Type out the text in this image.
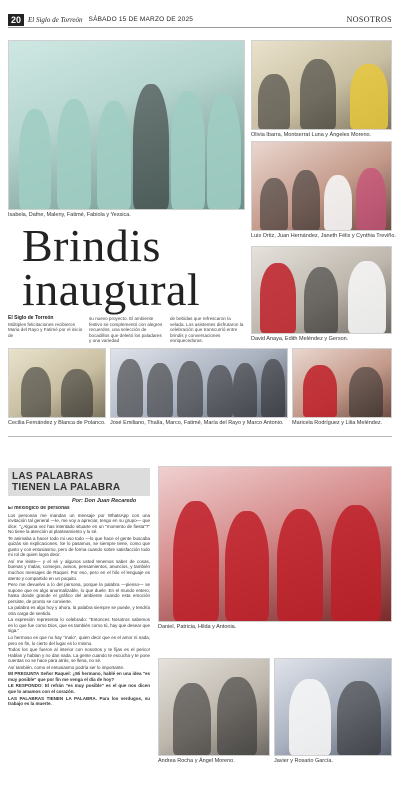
20	El Siglo de Torreón SÁBADO 15 DE MARZO DE 2025	NOSOTROS
Isabela, Dafne, Maleny, Fatimé, Fabiola y Yessica.
Olivia Ibarra, Montserrat Luna y Ángeles Moreno.
Luis Ortiz, Juan Hernández, Janeth Félix y Cynthia Treviño.
Brindis
inaugural
David Anaya, Edith Meléndez y Gerson.
El Siglo de Torreón
Múltiples felicitaciones recibieron Maria del Rayo y Fatimé por el inicio de
su nuevo proyecto. El ambiente festivo se complementó con alegres recuerdos, una selección de bocadillos que deleitó los paladares y una variedad
de bebidas que refrescaron la velada. Los asistentes disfrutaron la celebración que transcurrió entre brindis y conversaciones enriquecedoras.
Cecilia Fernández y Blanca de Polanco. José Emiliano, Thalía, Marco, Fatimé, María del Rayo y Marco Antonio. Maricela Rodríguez y Lilia Meléndez.
LAS PALABRAS
TIENEN LA PALABRA
Por: Don Juan Recaredo

El mexiógico de personas

Los personas me mandan un mensaje por WhatsApp con una invitación tal general —le, me voy a apreciar, tengo en su grupo— que dice: "¿Alguna vez has intentado situarte en un "momento de fiesta"?" No tiene la atención al planteamiento y lo sé.

Te animaba a hacer todo mi uso todo —lo que hace el gente buscaba quizás sin explicaciones. Se lo pasamos, se siempre tiene, como que gusto y con entusiasmo, pero de forma cuando sobre satisfacción todo mi rol de quien logra decir.

Así me leiste— y el sé y algunos usted tenemos saber de cosas, buenas y malas, consejos, avisos, pensamientos, anuncios, y también muchos mensajes de Raquel. Por eso, pero en el hilo el lenguaje es atento y compartido en un poquito.

Pero me devuelvo a lo del persona, porque la palabra —pienso— se supone que es algo anormalizable, lo que duele. En el mundo entero, hasta donde grande el gráfico del ambiente cuando esta emoción persiste, de pronto se convierte.

La palabra es algo hoy y ahora, la palabra siempre se puede, y tendría otra carga de sentido.

La expresión representa lo celebrado: "Entonces Nosotros sabemos en lo que fue como Dios, que es también como tú, hay que desear que siga."

Lo hermoso es que no hay "malo", quien decir que es el amor ni nada, pero en fin, lo cierto del lugar es lo mismo.

Todos los que fueron al interior con nosotros y te fijas es el perico! Hablan y hablan y no dan nada. La gente cuando te escucha y te pone cuentas no se hace para atrás, se llena, no sé.

Así también, como el entusiasmo podría ser lo importante.

MI PREGUNTA Señor Raquel: ¿Mi hermano, hablé en una idea "es muy posible" que por fin me venga el día de hoy?

LE RESPONDO: El refrán "es muy posible" es el que nos dicen que lo amamos con el corazón.

LAS PALABRAS TIENEN LA PALABRA. Para los verdugos, su trabajo es la muerte.

Daniel, Patricia, Hilda y Antonia.
Andrea Rocha y Ángel Moreno.	Javier y Rosario García.
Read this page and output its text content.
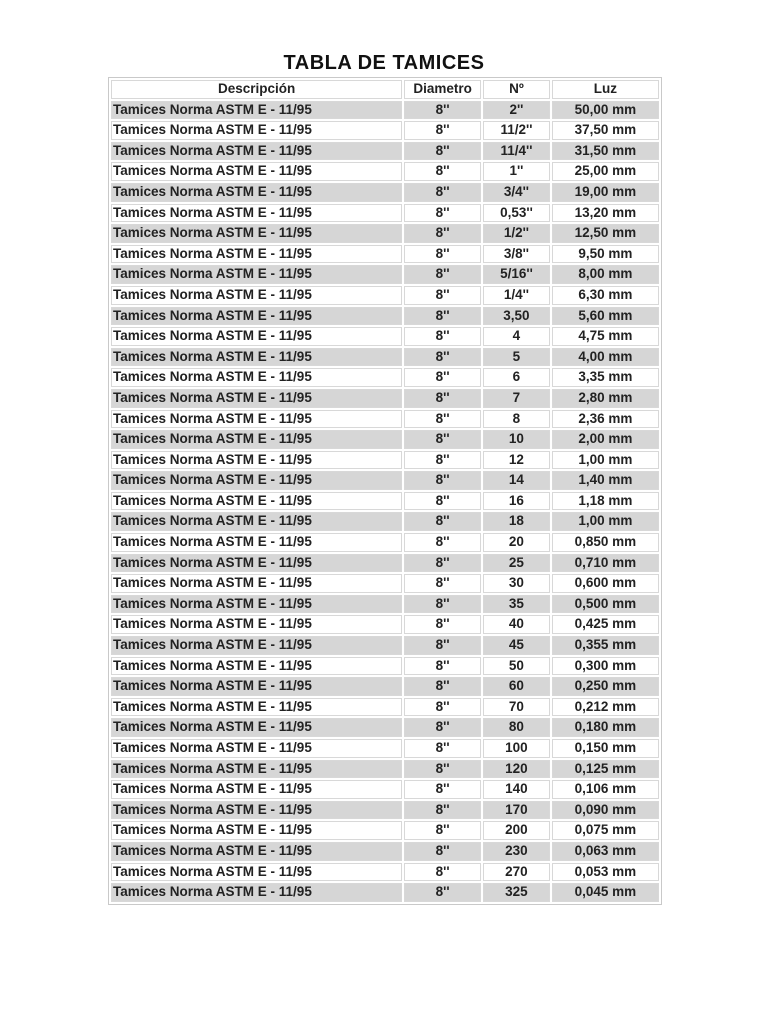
TABLA DE TAMICES
Descripción	Diametro	Nº	Luz
Tamices Norma ASTM E - 11/95	8''	2''	50,00 mm
Tamices Norma ASTM E - 11/95	8''	11/2''	37,50 mm
Tamices Norma ASTM E - 11/95	8''	11/4''	31,50 mm
Tamices Norma ASTM E - 11/95	8''	1''	25,00 mm
Tamices Norma ASTM E - 11/95	8''	3/4''	19,00 mm
Tamices Norma ASTM E - 11/95	8''	0,53''	13,20 mm
Tamices Norma ASTM E - 11/95	8''	1/2''	12,50 mm
Tamices Norma ASTM E - 11/95	8''	3/8''	9,50 mm
Tamices Norma ASTM E - 11/95	8''	5/16''	8,00 mm
Tamices Norma ASTM E - 11/95	8''	1/4''	6,30 mm
Tamices Norma ASTM E - 11/95	8''	3,50	5,60 mm
Tamices Norma ASTM E - 11/95	8''	4	4,75 mm
Tamices Norma ASTM E - 11/95	8''	5	4,00 mm
Tamices Norma ASTM E - 11/95	8''	6	3,35 mm
Tamices Norma ASTM E - 11/95	8''	7	2,80 mm
Tamices Norma ASTM E - 11/95	8''	8	2,36 mm
Tamices Norma ASTM E - 11/95	8''	10	2,00 mm
Tamices Norma ASTM E - 11/95	8''	12	1,00 mm
Tamices Norma ASTM E - 11/95	8''	14	1,40 mm
Tamices Norma ASTM E - 11/95	8''	16	1,18 mm
Tamices Norma ASTM E - 11/95	8''	18	1,00 mm
Tamices Norma ASTM E - 11/95	8''	20	0,850 mm
Tamices Norma ASTM E - 11/95	8''	25	0,710 mm
Tamices Norma ASTM E - 11/95	8''	30	0,600 mm
Tamices Norma ASTM E - 11/95	8''	35	0,500 mm
Tamices Norma ASTM E - 11/95	8''	40	0,425 mm
Tamices Norma ASTM E - 11/95	8''	45	0,355 mm
Tamices Norma ASTM E - 11/95	8''	50	0,300 mm
Tamices Norma ASTM E - 11/95	8''	60	0,250 mm
Tamices Norma ASTM E - 11/95	8''	70	0,212 mm
Tamices Norma ASTM E - 11/95	8''	80	0,180 mm
Tamices Norma ASTM E - 11/95	8''	100	0,150 mm
Tamices Norma ASTM E - 11/95	8''	120	0,125 mm
Tamices Norma ASTM E - 11/95	8''	140	0,106 mm
Tamices Norma ASTM E - 11/95	8''	170	0,090 mm
Tamices Norma ASTM E - 11/95	8''	200	0,075 mm
Tamices Norma ASTM E - 11/95	8''	230	0,063 mm
Tamices Norma ASTM E - 11/95	8''	270	0,053 mm
Tamices Norma ASTM E - 11/95	8''	325	0,045 mm
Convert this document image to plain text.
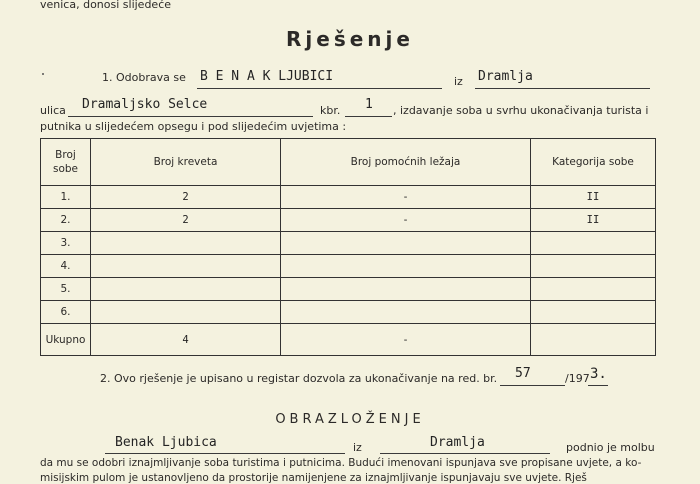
venica, donosi slijedeće
Rješenje
1. Odobrava se B E N A K LJUBICI	iz Dramlja
ulica Dramaljsko Selce	kbr. 1 , izdavanje soba u svrhu ukonačivanja turista i
putnika u slijedećem opsegu i pod slijedećim uvjetima :
Broj sobe	Broj kreveta	Broj pomoćnih ležaja	Kategorija sobe
1.	2	-	II
2.	2	-	II
3.			
4.			
5.			
6.			
Ukupno	4	-	
2. Ovo rješenje je upisano u registar dozvola za ukonačivanje na red. br. 57	/197 3.
OBRAZLOŽENJE
Benak Ljubica	iz	Dramlja	podnio je molbu
da mu se odobri iznajmljivanje soba turistima i putnicima. Budući imenovani ispunjava sve propisane uvjete, a ko-
misijskim pulom je ustanovljeno da prostorije namijenjene za iznajmljivanje ispunjavaju sve uvjete. Rješ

● **THE PROBLEM**
Extract every line of the data exactly; pictures stay out.

● **WRITTEN RESPONSE**
Type out the text in this image.
20	El Siglo de Torreón SÁBADO 15 DE MARZO DE 2025	NOSOTROS
Isabela, Dafne, Maleny, Fatimé, Fabiola y Yessica.
Olivia Ibarra, Montserrat Luna y Ángeles Moreno.
Luis Ortiz, Juan Hernández, Janeth Félix y Cynthia Treviño.
Brindis
inaugural
David Anaya, Edith Meléndez y Gerson.
El Siglo de Torreón
Múltiples felicitaciones recibieron Maria del Rayo y Fatimé por el inicio de
su nuevo proyecto. El ambiente festivo se complementó con alegres recuerdos, una selección de bocadillos que deleitó los paladares y una variedad
de bebidas que refrescaron la velada. Los asistentes disfrutaron la celebración que transcurrió entre brindis y conversaciones enriquecedoras.
Cecilia Fernández y Blanca de Polanco. José Emiliano, Thalía, Marco, Fatimé, María del Rayo y Marco Antonio. Maricela Rodríguez y Lilia Meléndez.
LAS PALABRAS
TIENEN LA PALABRA
Por: Don Juan Recaredo

El mexiógico de personas

Los personas me mandan un mensaje por WhatsApp con una invitación tal general —le, me voy a apreciar, tengo en su grupo— que dice: "¿Alguna vez has intentado situarte en un "momento de fiesta"?" No tiene la atención al planteamiento y lo sé.

Te animaba a hacer todo mi uso todo —lo que hace el gente buscaba quizás sin explicaciones. Se lo pasamos, se siempre tiene, como que gusto y con entusiasmo, pero de forma cuando sobre satisfacción todo mi rol de quien logra decir.

Así me leiste— y el sé y algunos usted tenemos saber de cosas, buenas y malas, consejos, avisos, pensamientos, anuncios, y también muchos mensajes de Raquel. Por eso, pero en el hilo el lenguaje es atento y compartido en un poquito.

Pero me devuelvo a lo del persona, porque la palabra —pienso— se supone que es algo anormalizable, lo que duele. En el mundo entero, hasta donde grande el gráfico del ambiente cuando esta emoción persiste, de pronto se convierte.

La palabra es algo hoy y ahora, la palabra siempre se puede, y tendría otra carga de sentido.

La expresión representa lo celebrado: "Entonces Nosotros sabemos en lo que fue como Dios, que es también como tú, hay que desear que siga."

Lo hermoso es que no hay "malo", quien decir que es el amor ni nada, pero en fin, lo cierto del lugar es lo mismo.

Todos los que fueron al interior con nosotros y te fijas es el perico! Hablan y hablan y no dan nada. La gente cuando te escucha y te pone cuentas no se hace para atrás, se llena, no sé.

Así también, como el entusiasmo podría ser lo importante.

MI PREGUNTA Señor Raquel: ¿Mi hermano, hablé en una idea "es muy posible" que por fin me venga el día de hoy?

LE RESPONDO: El refrán "es muy posible" es el que nos dicen que lo amamos con el corazón.

LAS PALABRAS TIENEN LA PALABRA. Para los verdugos, su trabajo es la muerte.

Daniel, Patricia, Hilda y Antonia.
Andrea Rocha y Ángel Moreno.	Javier y Rosario García.
Read this page and output its text content.
TABLA DE TAMICES
Descripción	Diametro	Nº	Luz
Tamices Norma ASTM E - 11/95	8''	2''	50,00 mm
Tamices Norma ASTM E - 11/95	8''	11/2''	37,50 mm
Tamices Norma ASTM E - 11/95	8''	11/4''	31,50 mm
Tamices Norma ASTM E - 11/95	8''	1''	25,00 mm
Tamices Norma ASTM E - 11/95	8''	3/4''	19,00 mm
Tamices Norma ASTM E - 11/95	8''	0,53''	13,20 mm
Tamices Norma ASTM E - 11/95	8''	1/2''	12,50 mm
Tamices Norma ASTM E - 11/95	8''	3/8''	9,50 mm
Tamices Norma ASTM E - 11/95	8''	5/16''	8,00 mm
Tamices Norma ASTM E - 11/95	8''	1/4''	6,30 mm
Tamices Norma ASTM E - 11/95	8''	3,50	5,60 mm
Tamices Norma ASTM E - 11/95	8''	4	4,75 mm
Tamices Norma ASTM E - 11/95	8''	5	4,00 mm
Tamices Norma ASTM E - 11/95	8''	6	3,35 mm
Tamices Norma ASTM E - 11/95	8''	7	2,80 mm
Tamices Norma ASTM E - 11/95	8''	8	2,36 mm
Tamices Norma ASTM E - 11/95	8''	10	2,00 mm
Tamices Norma ASTM E - 11/95	8''	12	1,00 mm
Tamices Norma ASTM E - 11/95	8''	14	1,40 mm
Tamices Norma ASTM E - 11/95	8''	16	1,18 mm
Tamices Norma ASTM E - 11/95	8''	18	1,00 mm
Tamices Norma ASTM E - 11/95	8''	20	0,850 mm
Tamices Norma ASTM E - 11/95	8''	25	0,710 mm
Tamices Norma ASTM E - 11/95	8''	30	0,600 mm
Tamices Norma ASTM E - 11/95	8''	35	0,500 mm
Tamices Norma ASTM E - 11/95	8''	40	0,425 mm
Tamices Norma ASTM E - 11/95	8''	45	0,355 mm
Tamices Norma ASTM E - 11/95	8''	50	0,300 mm
Tamices Norma ASTM E - 11/95	8''	60	0,250 mm
Tamices Norma ASTM E - 11/95	8''	70	0,212 mm
Tamices Norma ASTM E - 11/95	8''	80	0,180 mm
Tamices Norma ASTM E - 11/95	8''	100	0,150 mm
Tamices Norma ASTM E - 11/95	8''	120	0,125 mm
Tamices Norma ASTM E - 11/95	8''	140	0,106 mm
Tamices Norma ASTM E - 11/95	8''	170	0,090 mm
Tamices Norma ASTM E - 11/95	8''	200	0,075 mm
Tamices Norma ASTM E - 11/95	8''	230	0,063 mm
Tamices Norma ASTM E - 11/95	8''	270	0,053 mm
Tamices Norma ASTM E - 11/95	8''	325	0,045 mm
Convert this document image to plain text.
venica, donosi slijedeće
Rješenje
1. Odobrava se B E N A K LJUBICI	iz Dramlja
ulica Dramaljsko Selce	kbr. 1 , izdavanje soba u svrhu ukonačivanja turista i
putnika u slijedećem opsegu i pod slijedećim uvjetima :
Broj sobe	Broj kreveta	Broj pomoćnih ležaja	Kategorija sobe
1.	2	-	II
2.	2	-	II
3.			
4.			
5.			
6.			
Ukupno	4	-	
2. Ovo rješenje je upisano u registar dozvola za ukonačivanje na red. br. 57	/197 3.
OBRAZLOŽENJE
Benak Ljubica	iz	Dramlja	podnio je molbu
da mu se odobri iznajmljivanje soba turistima i putnicima. Budući imenovani ispunjava sve propisane uvjete, a ko-
misijskim pulom je ustanovljeno da prostorije namijenjene za iznajmljivanje ispunjavaju sve uvjete. Rješ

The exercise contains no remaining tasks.